Raw records:
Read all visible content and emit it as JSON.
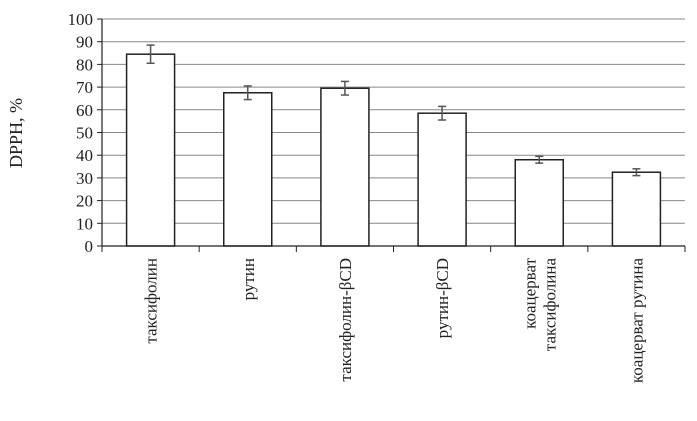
{
  "chart_data": {
    "type": "bar",
    "title": "",
    "xlabel": "",
    "ylabel": "DPPH, %",
    "ylim": [
      0,
      100
    ],
    "yticks": [
      0,
      10,
      20,
      30,
      40,
      50,
      60,
      70,
      80,
      90,
      100
    ],
    "grid": true,
    "categories": [
      [
        "таксифолин"
      ],
      [
        "рутин"
      ],
      [
        "таксифолин-βCD"
      ],
      [
        "рутин-βCD"
      ],
      [
        "коацерват",
        "таксифолина"
      ],
      [
        "коацерват рутина"
      ]
    ],
    "values": [
      84.5,
      67.5,
      69.5,
      58.5,
      38,
      32.5
    ],
    "errors": [
      4,
      3,
      3,
      3,
      1.5,
      1.5
    ],
    "colors": {
      "bar_fill": "#ffffff",
      "bar_stroke": "#222222",
      "grid": "#888888",
      "error_bar": "#555555"
    }
  }
}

■ **PROMPT**:
Transcribe all the lines above exactly, apart from the pictures.

■ **SOLUTION TO THE PROBLEM**:
Read all visible content and emit it as JSON.
{
  "chart_data": {
    "type": "bar",
    "title": "",
    "xlabel": "",
    "ylabel": "DPPH, %",
    "ylim": [
      0,
      100
    ],
    "yticks": [
      0,
      10,
      20,
      30,
      40,
      50,
      60,
      70,
      80,
      90,
      100
    ],
    "grid": true,
    "categories": [
      [
        "таксифолин"
      ],
      [
        "рутин"
      ],
      [
        "таксифолин-βCD"
      ],
      [
        "рутин-βCD"
      ],
      [
        "коацерват",
        "таксифолина"
      ],
      [
        "коацерват рутина"
      ]
    ],
    "values": [
      84.5,
      67.5,
      69.5,
      58.5,
      38,
      32.5
    ],
    "errors": [
      4,
      3,
      3,
      3,
      1.5,
      1.5
    ],
    "colors": {
      "bar_fill": "#ffffff",
      "bar_stroke": "#222222",
      "grid": "#888888",
      "error_bar": "#555555"
    }
  }
}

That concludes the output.